* Exercise task *
Copy every line of the entries that includes the word "name".
## Start Source records
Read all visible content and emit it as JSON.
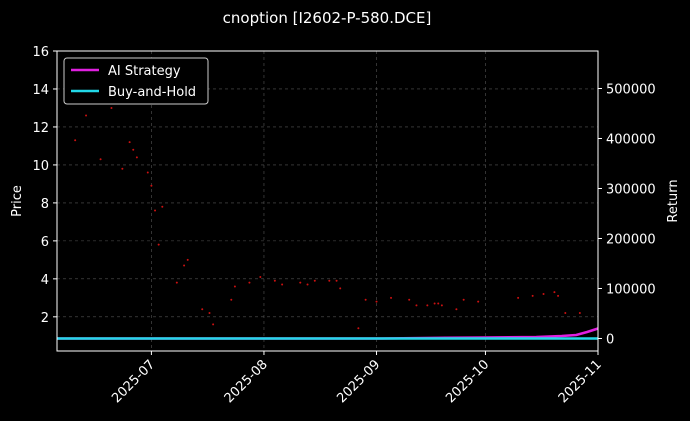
{
  "chart_data": {
    "type": "line",
    "title": "cnoption [I2602-P-580.DCE]",
    "xlabel": "",
    "ylabel_left": "Price",
    "ylabel_right": "Return",
    "x_ticks": [
      "2025-07",
      "2025-08",
      "2025-09",
      "2025-10",
      "2025-11"
    ],
    "x_range": [
      "2025-06-05",
      "2025-11-01"
    ],
    "y_left_ticks": [
      2,
      4,
      6,
      8,
      10,
      12,
      14,
      16
    ],
    "y_left_range": [
      0.2,
      16
    ],
    "y_right_ticks": [
      0,
      100000,
      200000,
      300000,
      400000,
      500000
    ],
    "y_right_range": [
      -25000,
      575000
    ],
    "grid": true,
    "legend_position": "top-left",
    "colors": {
      "background": "#000000",
      "ai_strategy": "#e020e0",
      "buy_and_hold": "#22d8e8",
      "price_dots": "#cc1111",
      "grid": "#555555",
      "text": "#ffffff"
    },
    "series": [
      {
        "name": "AI Strategy",
        "axis": "right",
        "x": [
          "2025-06-05",
          "2025-07-01",
          "2025-08-01",
          "2025-09-01",
          "2025-09-20",
          "2025-10-01",
          "2025-10-15",
          "2025-10-22",
          "2025-10-26",
          "2025-10-29",
          "2025-11-01"
        ],
        "values": [
          0,
          0,
          0,
          0,
          1500,
          2000,
          3000,
          5000,
          7000,
          13000,
          20000
        ]
      },
      {
        "name": "Buy-and-Hold",
        "axis": "right",
        "x": [
          "2025-06-05",
          "2025-11-01"
        ],
        "values": [
          0,
          0
        ]
      },
      {
        "name": "Price",
        "axis": "left",
        "type": "scatter",
        "x": [
          "2025-06-10",
          "2025-06-13",
          "2025-06-17",
          "2025-06-20",
          "2025-06-23",
          "2025-06-25",
          "2025-06-26",
          "2025-06-27",
          "2025-06-30",
          "2025-07-01",
          "2025-07-02",
          "2025-07-03",
          "2025-07-04",
          "2025-07-08",
          "2025-07-10",
          "2025-07-11",
          "2025-07-15",
          "2025-07-17",
          "2025-07-18",
          "2025-07-23",
          "2025-07-24",
          "2025-07-28",
          "2025-07-31",
          "2025-08-04",
          "2025-08-06",
          "2025-08-11",
          "2025-08-13",
          "2025-08-15",
          "2025-08-19",
          "2025-08-21",
          "2025-08-22",
          "2025-08-27",
          "2025-08-29",
          "2025-09-01",
          "2025-09-05",
          "2025-09-10",
          "2025-09-12",
          "2025-09-15",
          "2025-09-17",
          "2025-09-18",
          "2025-09-19",
          "2025-09-23",
          "2025-09-25",
          "2025-09-29",
          "2025-10-10",
          "2025-10-14",
          "2025-10-17",
          "2025-10-20",
          "2025-10-21",
          "2025-10-23",
          "2025-10-27"
        ],
        "values": [
          11.3,
          12.6,
          10.3,
          13.0,
          9.8,
          11.2,
          10.8,
          10.4,
          9.6,
          8.9,
          7.6,
          5.8,
          7.8,
          3.8,
          4.7,
          5.0,
          2.4,
          2.2,
          1.6,
          2.9,
          3.6,
          3.8,
          4.1,
          3.9,
          3.7,
          3.8,
          3.7,
          3.9,
          3.9,
          3.9,
          3.5,
          1.4,
          2.9,
          2.8,
          3.0,
          2.9,
          2.6,
          2.6,
          2.7,
          2.7,
          2.6,
          2.4,
          2.9,
          2.8,
          3.0,
          3.1,
          3.2,
          3.3,
          3.1,
          2.2,
          2.2
        ]
      }
    ]
  }
}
## End Source records
* Result of the task *
        "name": "AI Strategy",
        "name": "Buy-and-Hold",
        "name": "Price",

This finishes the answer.